Write every line of the material out exactly as shown.

— BEGIN Input records —

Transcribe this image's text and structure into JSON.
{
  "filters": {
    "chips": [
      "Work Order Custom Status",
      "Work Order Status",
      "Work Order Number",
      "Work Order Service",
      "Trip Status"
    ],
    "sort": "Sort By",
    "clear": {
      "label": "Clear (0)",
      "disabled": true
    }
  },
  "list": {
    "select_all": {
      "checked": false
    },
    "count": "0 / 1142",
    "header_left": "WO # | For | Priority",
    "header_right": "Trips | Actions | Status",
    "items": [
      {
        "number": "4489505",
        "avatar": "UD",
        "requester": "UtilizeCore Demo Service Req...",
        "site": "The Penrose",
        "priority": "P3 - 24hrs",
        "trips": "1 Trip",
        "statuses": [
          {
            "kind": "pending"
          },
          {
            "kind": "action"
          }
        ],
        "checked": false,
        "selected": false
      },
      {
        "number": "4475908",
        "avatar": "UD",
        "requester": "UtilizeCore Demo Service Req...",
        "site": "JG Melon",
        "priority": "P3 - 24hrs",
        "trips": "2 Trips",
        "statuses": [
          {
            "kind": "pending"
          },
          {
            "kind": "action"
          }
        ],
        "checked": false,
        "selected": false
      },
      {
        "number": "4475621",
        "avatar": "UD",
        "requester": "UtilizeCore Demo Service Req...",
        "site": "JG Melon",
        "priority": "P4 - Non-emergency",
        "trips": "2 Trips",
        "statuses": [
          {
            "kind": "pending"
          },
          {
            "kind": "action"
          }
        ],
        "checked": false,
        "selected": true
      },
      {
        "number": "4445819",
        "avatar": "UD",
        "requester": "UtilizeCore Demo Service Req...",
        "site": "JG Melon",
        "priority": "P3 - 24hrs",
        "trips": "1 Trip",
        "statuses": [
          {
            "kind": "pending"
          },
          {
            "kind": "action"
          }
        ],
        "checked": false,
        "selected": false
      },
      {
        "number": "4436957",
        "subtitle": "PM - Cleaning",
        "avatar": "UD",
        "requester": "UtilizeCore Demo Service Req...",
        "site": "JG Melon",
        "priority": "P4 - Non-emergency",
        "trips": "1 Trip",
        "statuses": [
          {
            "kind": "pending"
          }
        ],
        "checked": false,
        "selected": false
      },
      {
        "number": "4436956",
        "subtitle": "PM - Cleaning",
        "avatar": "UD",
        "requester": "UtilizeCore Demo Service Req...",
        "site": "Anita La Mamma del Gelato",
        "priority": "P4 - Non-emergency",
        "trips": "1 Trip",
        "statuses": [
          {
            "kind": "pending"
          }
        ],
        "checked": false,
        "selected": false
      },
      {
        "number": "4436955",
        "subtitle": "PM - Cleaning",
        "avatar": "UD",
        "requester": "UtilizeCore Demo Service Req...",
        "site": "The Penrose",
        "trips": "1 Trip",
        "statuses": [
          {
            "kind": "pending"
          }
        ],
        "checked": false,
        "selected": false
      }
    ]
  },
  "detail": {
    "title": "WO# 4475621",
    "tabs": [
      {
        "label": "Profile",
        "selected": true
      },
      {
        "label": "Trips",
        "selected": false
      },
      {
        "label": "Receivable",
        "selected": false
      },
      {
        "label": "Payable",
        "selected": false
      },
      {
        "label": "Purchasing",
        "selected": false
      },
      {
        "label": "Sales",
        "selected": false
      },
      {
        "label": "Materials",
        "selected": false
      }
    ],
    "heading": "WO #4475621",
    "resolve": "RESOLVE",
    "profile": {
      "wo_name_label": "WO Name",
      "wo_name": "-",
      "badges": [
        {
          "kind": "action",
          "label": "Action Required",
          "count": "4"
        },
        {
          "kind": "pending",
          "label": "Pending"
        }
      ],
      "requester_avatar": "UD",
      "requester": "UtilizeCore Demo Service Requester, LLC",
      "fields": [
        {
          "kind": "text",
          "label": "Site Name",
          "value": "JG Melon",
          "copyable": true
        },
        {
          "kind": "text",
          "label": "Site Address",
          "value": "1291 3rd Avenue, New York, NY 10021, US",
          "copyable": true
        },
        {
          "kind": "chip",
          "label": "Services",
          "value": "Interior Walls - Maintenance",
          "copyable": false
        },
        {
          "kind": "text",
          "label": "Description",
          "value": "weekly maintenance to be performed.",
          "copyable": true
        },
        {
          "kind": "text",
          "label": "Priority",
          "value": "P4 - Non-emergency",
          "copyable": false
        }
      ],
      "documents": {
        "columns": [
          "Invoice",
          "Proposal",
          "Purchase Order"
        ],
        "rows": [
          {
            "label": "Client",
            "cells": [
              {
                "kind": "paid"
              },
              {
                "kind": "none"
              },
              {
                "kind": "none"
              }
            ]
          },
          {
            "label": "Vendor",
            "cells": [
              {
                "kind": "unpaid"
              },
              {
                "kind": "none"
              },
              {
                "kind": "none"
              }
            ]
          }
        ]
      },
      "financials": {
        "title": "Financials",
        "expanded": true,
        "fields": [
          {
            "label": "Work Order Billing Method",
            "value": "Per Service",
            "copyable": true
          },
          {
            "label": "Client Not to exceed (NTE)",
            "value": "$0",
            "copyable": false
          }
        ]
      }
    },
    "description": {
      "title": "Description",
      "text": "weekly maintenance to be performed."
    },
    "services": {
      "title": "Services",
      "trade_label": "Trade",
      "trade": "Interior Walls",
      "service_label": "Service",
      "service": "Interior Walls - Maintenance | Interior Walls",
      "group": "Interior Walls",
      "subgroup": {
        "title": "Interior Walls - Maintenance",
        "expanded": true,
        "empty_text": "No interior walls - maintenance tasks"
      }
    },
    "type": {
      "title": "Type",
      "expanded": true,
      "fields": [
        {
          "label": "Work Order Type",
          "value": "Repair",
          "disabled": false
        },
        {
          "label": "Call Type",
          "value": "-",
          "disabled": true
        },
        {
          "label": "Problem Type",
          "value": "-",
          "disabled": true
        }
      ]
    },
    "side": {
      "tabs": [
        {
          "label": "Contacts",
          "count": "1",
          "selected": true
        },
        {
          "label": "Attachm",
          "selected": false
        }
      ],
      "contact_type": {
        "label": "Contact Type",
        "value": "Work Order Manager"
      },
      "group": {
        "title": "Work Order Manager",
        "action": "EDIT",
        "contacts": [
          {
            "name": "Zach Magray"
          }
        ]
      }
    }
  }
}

— END Input records —

# Written solution
Transcribe this image's text and structure into JSON.
{
  "filters": {
    "chips": [
      "Work Order Custom Status",
      "Work Order Status",
      "Work Order Number",
      "Work Order Service",
      "Trip Status"
    ],
    "sort": "Sort By",
    "clear": {
      "label": "Clear (0)",
      "disabled": true
    }
  },
  "list": {
    "select_all": {
      "checked": false
    },
    "count": "0 / 1142",
    "header_left": "WO # | For | Priority",
    "header_right": "Trips | Actions | Status",
    "items": [
      {
        "number": "4489505",
        "avatar": "UD",
        "requester": "UtilizeCore Demo Service Req...",
        "site": "The Penrose",
        "priority": "P3 - 24hrs",
        "trips": "1 Trip",
        "statuses": [
          {
            "kind": "pending"
          },
          {
            "kind": "action"
          }
        ],
        "checked": false,
        "selected": false
      },
      {
        "number": "4475908",
        "avatar": "UD",
        "requester": "UtilizeCore Demo Service Req...",
        "site": "JG Melon",
        "priority": "P3 - 24hrs",
        "trips": "2 Trips",
        "statuses": [
          {
            "kind": "pending"
          },
          {
            "kind": "action"
          }
        ],
        "checked": false,
        "selected": false
      },
      {
        "number": "4475621",
        "avatar": "UD",
        "requester": "UtilizeCore Demo Service Req...",
        "site": "JG Melon",
        "priority": "P4 - Non-emergency",
        "trips": "2 Trips",
        "statuses": [
          {
            "kind": "pending"
          },
          {
            "kind": "action"
          }
        ],
        "checked": false,
        "selected": true
      },
      {
        "number": "4445819",
        "avatar": "UD",
        "requester": "UtilizeCore Demo Service Req...",
        "site": "JG Melon",
        "priority": "P3 - 24hrs",
        "trips": "1 Trip",
        "statuses": [
          {
            "kind": "pending"
          },
          {
            "kind": "action"
          }
        ],
        "checked": false,
        "selected": false
      },
      {
        "number": "4436957",
        "subtitle": "PM - Cleaning",
        "avatar": "UD",
        "requester": "UtilizeCore Demo Service Req...",
        "site": "JG Melon",
        "priority": "P4 - Non-emergency",
        "trips": "1 Trip",
        "statuses": [
          {
            "kind": "pending"
          }
        ],
        "checked": false,
        "selected": false
      },
      {
        "number": "4436956",
        "subtitle": "PM - Cleaning",
        "avatar": "UD",
        "requester": "UtilizeCore Demo Service Req...",
        "site": "Anita La Mamma del Gelato",
        "priority": "P4 - Non-emergency",
        "trips": "1 Trip",
        "statuses": [
          {
            "kind": "pending"
          }
        ],
        "checked": false,
        "selected": false
      },
      {
        "number": "4436955",
        "subtitle": "PM - Cleaning",
        "avatar": "UD",
        "requester": "UtilizeCore Demo Service Req...",
        "site": "The Penrose",
        "trips": "1 Trip",
        "statuses": [
          {
            "kind": "pending"
          }
        ],
        "checked": false,
        "selected": false
      }
    ]
  },
  "detail": {
    "title": "WO# 4475621",
    "tabs": [
      {
        "label": "Profile",
        "selected": true
      },
      {
        "label": "Trips",
        "selected": false
      },
      {
        "label": "Receivable",
        "selected": false
      },
      {
        "label": "Payable",
        "selected": false
      },
      {
        "label": "Purchasing",
        "selected": false
      },
      {
        "label": "Sales",
        "selected": false
      },
      {
        "label": "Materials",
        "selected": false
      }
    ],
    "heading": "WO #4475621",
    "resolve": "RESOLVE",
    "profile": {
      "wo_name_label": "WO Name",
      "wo_name": "-",
      "badges": [
        {
          "kind": "action",
          "label": "Action Required",
          "count": "4"
        },
        {
          "kind": "pending",
          "label": "Pending"
        }
      ],
      "requester_avatar": "UD",
      "requester": "UtilizeCore Demo Service Requester, LLC",
      "fields": [
        {
          "kind": "text",
          "label": "Site Name",
          "value": "JG Melon",
          "copyable": true
        },
        {
          "kind": "text",
          "label": "Site Address",
          "value": "1291 3rd Avenue, New York, NY 10021, US",
          "copyable": true
        },
        {
          "kind": "chip",
          "label": "Services",
          "value": "Interior Walls - Maintenance",
          "copyable": false
        },
        {
          "kind": "text",
          "label": "Description",
          "value": "weekly maintenance to be performed.",
          "copyable": true
        },
        {
          "kind": "text",
          "label": "Priority",
          "value": "P4 - Non-emergency",
          "copyable": false
        }
      ],
      "documents": {
        "columns": [
          "Invoice",
          "Proposal",
          "Purchase Order"
        ],
        "rows": [
          {
            "label": "Client",
            "cells": [
              {
                "kind": "paid"
              },
              {
                "kind": "none"
              },
              {
                "kind": "none"
              }
            ]
          },
          {
            "label": "Vendor",
            "cells": [
              {
                "kind": "unpaid"
              },
              {
                "kind": "none"
              },
              {
                "kind": "none"
              }
            ]
          }
        ]
      },
      "financials": {
        "title": "Financials",
        "expanded": true,
        "fields": [
          {
            "label": "Work Order Billing Method",
            "value": "Per Service",
            "copyable": true
          },
          {
            "label": "Client Not to exceed (NTE)",
            "value": "$0",
            "copyable": false
          }
        ]
      }
    },
    "description": {
      "title": "Description",
      "text": "weekly maintenance to be performed."
    },
    "services": {
      "title": "Services",
      "trade_label": "Trade",
      "trade": "Interior Walls",
      "service_label": "Service",
      "service": "Interior Walls - Maintenance | Interior Walls",
      "group": "Interior Walls",
      "subgroup": {
        "title": "Interior Walls - Maintenance",
        "expanded": true,
        "empty_text": "No interior walls - maintenance tasks"
      }
    },
    "type": {
      "title": "Type",
      "expanded": true,
      "fields": [
        {
          "label": "Work Order Type",
          "value": "Repair",
          "disabled": false
        },
        {
          "label": "Call Type",
          "value": "-",
          "disabled": true
        },
        {
          "label": "Problem Type",
          "value": "-",
          "disabled": true
        }
      ]
    },
    "side": {
      "tabs": [
        {
          "label": "Contacts",
          "count": "1",
          "selected": true
        },
        {
          "label": "Attachm",
          "selected": false
        }
      ],
      "contact_type": {
        "label": "Contact Type",
        "value": "Work Order Manager"
      },
      "group": {
        "title": "Work Order Manager",
        "action": "EDIT",
        "contacts": [
          {
            "name": "Zach Magray"
          }
        ]
      }
    }
  }
}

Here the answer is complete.